** start **
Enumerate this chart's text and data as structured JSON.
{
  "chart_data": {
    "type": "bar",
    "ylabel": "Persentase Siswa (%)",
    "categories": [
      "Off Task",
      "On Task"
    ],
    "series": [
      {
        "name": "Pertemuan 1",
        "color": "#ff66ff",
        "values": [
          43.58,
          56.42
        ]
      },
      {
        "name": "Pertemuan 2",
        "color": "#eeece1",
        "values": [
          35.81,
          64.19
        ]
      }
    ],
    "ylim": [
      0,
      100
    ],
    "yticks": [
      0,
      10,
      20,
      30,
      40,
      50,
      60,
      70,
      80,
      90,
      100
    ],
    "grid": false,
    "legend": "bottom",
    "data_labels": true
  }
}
** end **
** start **
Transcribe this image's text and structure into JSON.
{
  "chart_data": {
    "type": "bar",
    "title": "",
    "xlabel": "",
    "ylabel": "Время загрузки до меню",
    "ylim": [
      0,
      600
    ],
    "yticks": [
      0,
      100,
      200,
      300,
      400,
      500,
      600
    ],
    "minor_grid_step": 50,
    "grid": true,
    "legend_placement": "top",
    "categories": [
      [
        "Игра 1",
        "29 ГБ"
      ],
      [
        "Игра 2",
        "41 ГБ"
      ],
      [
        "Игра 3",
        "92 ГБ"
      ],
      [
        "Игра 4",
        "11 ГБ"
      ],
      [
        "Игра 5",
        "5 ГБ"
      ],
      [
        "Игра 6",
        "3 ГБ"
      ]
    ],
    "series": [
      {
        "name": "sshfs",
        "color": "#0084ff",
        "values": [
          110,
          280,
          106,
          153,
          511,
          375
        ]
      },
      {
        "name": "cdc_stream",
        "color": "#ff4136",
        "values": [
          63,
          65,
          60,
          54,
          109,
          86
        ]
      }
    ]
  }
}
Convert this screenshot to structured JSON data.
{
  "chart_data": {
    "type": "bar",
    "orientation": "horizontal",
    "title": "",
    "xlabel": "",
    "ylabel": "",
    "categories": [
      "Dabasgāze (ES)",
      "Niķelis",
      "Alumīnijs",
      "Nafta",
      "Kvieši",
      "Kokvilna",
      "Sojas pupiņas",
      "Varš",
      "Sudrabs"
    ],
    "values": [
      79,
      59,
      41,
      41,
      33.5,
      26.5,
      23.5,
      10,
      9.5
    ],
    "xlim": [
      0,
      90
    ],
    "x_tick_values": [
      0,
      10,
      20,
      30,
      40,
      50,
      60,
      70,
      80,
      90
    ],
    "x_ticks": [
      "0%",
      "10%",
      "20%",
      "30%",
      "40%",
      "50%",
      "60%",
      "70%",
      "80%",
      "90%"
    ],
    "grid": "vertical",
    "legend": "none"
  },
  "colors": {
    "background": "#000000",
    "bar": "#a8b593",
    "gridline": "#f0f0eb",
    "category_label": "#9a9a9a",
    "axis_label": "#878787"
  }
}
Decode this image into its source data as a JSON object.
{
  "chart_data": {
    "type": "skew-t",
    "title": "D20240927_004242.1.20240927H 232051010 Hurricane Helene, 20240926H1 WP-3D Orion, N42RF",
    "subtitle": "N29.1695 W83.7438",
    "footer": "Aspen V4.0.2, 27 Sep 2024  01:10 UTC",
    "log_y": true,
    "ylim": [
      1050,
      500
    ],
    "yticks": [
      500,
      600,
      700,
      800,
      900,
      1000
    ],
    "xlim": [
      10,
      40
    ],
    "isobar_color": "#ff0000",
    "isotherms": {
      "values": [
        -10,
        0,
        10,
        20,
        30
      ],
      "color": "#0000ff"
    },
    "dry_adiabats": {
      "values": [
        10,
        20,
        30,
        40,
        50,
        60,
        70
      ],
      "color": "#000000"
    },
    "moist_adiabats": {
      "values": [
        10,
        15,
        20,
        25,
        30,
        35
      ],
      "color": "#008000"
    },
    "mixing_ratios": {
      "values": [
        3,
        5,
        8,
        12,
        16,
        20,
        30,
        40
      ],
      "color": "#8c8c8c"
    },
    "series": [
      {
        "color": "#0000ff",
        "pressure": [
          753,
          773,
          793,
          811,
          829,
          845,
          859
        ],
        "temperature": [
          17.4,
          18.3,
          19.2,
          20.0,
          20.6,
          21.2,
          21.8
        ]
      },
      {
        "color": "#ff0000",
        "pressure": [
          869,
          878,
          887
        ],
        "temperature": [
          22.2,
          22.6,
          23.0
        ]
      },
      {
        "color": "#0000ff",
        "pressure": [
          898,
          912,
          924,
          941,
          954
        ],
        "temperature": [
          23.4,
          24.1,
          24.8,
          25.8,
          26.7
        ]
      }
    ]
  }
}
** end **
* **Job**
Copy each line above where the string "Игра" occurs.

* **Finished exercise**
        "Игра 1",
        "Игра 2",
        "Игра 3",
        "Игра 4",
        "Игра 5",
        "Игра 6",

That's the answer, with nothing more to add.